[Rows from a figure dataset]

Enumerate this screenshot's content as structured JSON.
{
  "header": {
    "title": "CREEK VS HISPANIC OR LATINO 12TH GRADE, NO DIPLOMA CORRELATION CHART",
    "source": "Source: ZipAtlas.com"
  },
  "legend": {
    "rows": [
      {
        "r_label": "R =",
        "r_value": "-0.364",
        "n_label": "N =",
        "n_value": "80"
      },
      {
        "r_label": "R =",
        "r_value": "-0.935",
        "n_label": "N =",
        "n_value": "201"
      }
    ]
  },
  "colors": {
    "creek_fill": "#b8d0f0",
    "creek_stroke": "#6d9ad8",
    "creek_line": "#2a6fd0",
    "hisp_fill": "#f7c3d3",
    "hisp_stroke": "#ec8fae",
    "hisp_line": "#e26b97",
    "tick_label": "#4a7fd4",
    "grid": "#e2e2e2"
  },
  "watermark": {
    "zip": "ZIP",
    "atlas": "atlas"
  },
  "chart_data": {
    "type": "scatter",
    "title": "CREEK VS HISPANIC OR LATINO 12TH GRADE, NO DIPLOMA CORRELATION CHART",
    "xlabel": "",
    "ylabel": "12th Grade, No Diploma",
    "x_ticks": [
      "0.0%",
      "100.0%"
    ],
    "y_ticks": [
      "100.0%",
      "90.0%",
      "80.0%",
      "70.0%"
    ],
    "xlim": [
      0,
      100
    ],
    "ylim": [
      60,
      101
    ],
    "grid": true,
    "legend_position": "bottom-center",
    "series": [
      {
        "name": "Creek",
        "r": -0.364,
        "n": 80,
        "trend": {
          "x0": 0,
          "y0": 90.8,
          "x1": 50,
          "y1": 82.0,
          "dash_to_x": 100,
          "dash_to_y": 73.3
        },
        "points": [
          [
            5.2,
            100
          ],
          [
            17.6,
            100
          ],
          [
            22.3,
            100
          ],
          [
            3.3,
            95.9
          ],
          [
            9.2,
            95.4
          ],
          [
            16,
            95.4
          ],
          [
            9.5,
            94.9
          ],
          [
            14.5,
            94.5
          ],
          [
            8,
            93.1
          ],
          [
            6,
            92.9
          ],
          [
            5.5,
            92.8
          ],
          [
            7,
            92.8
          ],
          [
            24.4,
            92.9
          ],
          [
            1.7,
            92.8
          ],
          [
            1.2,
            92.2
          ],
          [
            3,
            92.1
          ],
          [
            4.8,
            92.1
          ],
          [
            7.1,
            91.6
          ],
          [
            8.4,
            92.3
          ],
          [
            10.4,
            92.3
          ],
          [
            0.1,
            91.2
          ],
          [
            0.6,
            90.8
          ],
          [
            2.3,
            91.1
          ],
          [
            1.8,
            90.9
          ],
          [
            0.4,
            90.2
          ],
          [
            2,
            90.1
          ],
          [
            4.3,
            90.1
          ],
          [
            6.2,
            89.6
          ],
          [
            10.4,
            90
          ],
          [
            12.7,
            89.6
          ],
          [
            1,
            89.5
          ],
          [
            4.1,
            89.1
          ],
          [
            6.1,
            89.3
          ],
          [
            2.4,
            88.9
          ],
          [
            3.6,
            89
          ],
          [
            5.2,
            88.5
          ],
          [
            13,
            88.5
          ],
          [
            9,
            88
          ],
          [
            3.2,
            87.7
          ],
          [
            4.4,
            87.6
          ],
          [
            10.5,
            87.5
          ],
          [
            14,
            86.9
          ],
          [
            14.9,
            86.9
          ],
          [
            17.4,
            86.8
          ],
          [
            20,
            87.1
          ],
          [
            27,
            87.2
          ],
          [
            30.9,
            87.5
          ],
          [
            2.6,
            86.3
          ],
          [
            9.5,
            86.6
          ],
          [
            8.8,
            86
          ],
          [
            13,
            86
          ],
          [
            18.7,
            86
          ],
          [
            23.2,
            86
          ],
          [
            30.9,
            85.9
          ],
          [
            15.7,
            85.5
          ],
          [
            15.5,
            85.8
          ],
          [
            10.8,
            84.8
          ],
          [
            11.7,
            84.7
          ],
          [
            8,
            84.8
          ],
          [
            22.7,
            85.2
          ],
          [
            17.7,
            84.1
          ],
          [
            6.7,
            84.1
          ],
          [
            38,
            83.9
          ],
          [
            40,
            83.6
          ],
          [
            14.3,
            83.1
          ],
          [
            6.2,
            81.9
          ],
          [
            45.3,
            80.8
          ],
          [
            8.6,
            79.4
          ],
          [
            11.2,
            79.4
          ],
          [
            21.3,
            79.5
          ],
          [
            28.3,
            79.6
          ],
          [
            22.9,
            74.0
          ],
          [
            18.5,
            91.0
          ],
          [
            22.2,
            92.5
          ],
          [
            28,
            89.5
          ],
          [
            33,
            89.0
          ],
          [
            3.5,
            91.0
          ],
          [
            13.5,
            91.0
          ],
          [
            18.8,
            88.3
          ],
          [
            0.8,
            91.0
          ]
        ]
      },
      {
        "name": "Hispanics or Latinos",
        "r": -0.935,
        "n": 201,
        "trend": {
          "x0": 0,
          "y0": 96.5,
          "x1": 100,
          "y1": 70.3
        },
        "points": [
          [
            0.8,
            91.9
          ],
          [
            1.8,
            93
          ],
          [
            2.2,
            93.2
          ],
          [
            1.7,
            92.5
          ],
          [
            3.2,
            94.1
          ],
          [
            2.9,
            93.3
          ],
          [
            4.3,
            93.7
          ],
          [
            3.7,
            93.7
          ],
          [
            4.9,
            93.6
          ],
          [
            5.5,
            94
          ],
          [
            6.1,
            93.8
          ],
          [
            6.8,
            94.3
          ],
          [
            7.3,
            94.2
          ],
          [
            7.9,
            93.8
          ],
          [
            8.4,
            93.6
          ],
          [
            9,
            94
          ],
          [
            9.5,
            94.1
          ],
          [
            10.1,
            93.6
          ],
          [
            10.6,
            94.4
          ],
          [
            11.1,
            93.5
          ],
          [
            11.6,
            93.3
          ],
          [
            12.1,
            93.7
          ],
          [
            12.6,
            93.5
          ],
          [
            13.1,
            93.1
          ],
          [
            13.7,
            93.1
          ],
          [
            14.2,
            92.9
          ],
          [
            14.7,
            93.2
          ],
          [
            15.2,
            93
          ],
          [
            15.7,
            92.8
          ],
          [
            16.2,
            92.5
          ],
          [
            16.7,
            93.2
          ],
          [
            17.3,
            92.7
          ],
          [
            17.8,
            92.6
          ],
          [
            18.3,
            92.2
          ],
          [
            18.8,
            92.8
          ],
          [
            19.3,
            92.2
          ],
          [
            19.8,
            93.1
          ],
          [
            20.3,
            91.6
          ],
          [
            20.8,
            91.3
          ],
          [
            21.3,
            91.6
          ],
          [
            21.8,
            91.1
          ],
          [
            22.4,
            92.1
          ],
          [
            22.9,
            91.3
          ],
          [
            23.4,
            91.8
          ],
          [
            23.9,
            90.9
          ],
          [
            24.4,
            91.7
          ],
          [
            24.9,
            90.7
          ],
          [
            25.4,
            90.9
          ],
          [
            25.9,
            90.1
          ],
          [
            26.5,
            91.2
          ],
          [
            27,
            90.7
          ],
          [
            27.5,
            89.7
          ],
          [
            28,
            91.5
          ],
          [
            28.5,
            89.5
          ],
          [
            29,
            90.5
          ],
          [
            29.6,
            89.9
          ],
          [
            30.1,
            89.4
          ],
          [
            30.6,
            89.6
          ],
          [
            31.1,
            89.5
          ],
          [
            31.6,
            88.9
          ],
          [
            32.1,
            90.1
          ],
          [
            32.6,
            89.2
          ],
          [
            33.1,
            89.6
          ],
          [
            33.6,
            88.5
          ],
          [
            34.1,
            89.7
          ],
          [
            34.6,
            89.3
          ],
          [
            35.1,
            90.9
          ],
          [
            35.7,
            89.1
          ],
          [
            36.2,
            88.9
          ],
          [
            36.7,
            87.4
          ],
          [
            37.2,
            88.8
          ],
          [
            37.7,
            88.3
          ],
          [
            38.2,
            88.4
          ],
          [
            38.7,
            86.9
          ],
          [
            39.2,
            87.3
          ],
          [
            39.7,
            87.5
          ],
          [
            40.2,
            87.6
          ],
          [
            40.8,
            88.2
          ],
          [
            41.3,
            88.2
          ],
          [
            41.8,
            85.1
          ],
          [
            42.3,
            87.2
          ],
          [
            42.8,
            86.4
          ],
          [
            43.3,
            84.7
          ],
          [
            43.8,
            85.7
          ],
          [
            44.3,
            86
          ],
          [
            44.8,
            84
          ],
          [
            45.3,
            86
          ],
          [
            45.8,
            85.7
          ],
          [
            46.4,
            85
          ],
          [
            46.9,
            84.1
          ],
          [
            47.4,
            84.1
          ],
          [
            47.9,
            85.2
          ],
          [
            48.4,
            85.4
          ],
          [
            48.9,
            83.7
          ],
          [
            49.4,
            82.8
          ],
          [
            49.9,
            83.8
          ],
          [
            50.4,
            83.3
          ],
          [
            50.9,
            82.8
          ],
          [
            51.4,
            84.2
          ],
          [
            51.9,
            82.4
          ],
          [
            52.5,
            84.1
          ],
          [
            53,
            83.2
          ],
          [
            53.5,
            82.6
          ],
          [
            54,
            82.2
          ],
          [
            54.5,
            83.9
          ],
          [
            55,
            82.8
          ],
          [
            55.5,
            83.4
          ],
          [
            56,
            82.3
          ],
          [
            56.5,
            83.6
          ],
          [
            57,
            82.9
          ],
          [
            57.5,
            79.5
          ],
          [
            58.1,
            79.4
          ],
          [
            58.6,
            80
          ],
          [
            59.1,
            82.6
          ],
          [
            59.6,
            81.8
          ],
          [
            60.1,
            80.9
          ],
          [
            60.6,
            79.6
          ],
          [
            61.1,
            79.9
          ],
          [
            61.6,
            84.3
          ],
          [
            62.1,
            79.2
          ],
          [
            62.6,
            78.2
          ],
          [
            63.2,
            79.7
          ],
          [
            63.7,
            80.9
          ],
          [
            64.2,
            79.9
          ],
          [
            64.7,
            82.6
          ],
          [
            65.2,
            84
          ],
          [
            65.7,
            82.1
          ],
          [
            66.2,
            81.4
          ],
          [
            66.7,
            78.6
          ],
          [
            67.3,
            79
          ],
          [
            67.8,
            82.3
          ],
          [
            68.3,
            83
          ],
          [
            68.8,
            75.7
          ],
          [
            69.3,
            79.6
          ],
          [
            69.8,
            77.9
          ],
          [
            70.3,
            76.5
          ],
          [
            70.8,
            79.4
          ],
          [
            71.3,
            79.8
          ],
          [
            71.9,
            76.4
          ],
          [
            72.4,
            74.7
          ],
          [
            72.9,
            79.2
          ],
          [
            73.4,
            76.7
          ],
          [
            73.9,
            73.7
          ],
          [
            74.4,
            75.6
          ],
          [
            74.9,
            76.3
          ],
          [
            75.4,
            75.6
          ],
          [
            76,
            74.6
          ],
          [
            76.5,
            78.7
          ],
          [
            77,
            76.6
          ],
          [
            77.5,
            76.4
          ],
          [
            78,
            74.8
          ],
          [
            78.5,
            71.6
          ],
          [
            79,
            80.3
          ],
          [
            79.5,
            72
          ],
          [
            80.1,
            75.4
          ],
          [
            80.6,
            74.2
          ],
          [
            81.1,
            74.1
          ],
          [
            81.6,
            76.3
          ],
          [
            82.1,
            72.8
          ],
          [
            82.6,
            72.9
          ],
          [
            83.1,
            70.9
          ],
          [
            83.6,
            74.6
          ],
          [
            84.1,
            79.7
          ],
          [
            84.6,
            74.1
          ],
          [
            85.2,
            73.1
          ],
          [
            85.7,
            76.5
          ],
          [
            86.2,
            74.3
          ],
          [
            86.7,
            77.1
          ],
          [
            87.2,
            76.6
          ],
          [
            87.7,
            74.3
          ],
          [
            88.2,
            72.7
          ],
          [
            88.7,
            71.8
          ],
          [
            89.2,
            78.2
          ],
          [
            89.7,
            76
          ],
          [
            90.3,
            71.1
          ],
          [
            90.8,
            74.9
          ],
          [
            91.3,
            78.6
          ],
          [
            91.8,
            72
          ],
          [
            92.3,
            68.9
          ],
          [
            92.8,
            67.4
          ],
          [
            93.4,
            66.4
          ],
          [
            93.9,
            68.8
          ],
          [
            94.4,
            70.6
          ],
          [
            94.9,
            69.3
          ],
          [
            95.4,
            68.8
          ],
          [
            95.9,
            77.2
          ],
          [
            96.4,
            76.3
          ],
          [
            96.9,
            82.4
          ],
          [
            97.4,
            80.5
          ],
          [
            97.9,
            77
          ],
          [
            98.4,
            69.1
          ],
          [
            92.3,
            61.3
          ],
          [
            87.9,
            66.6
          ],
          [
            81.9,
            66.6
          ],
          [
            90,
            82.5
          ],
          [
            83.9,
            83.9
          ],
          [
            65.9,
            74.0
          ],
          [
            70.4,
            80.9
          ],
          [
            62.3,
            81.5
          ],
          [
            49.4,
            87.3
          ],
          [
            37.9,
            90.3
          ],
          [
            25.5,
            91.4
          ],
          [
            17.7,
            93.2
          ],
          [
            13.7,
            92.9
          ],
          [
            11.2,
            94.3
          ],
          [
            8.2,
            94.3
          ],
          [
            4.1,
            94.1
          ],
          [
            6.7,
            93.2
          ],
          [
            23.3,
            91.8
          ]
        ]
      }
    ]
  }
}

| What is expected |
Your task is to pick out every line with the string "name" and copy it.

| Written answer |
        "name": "Creek",
        "name": "Hispanics or Latinos",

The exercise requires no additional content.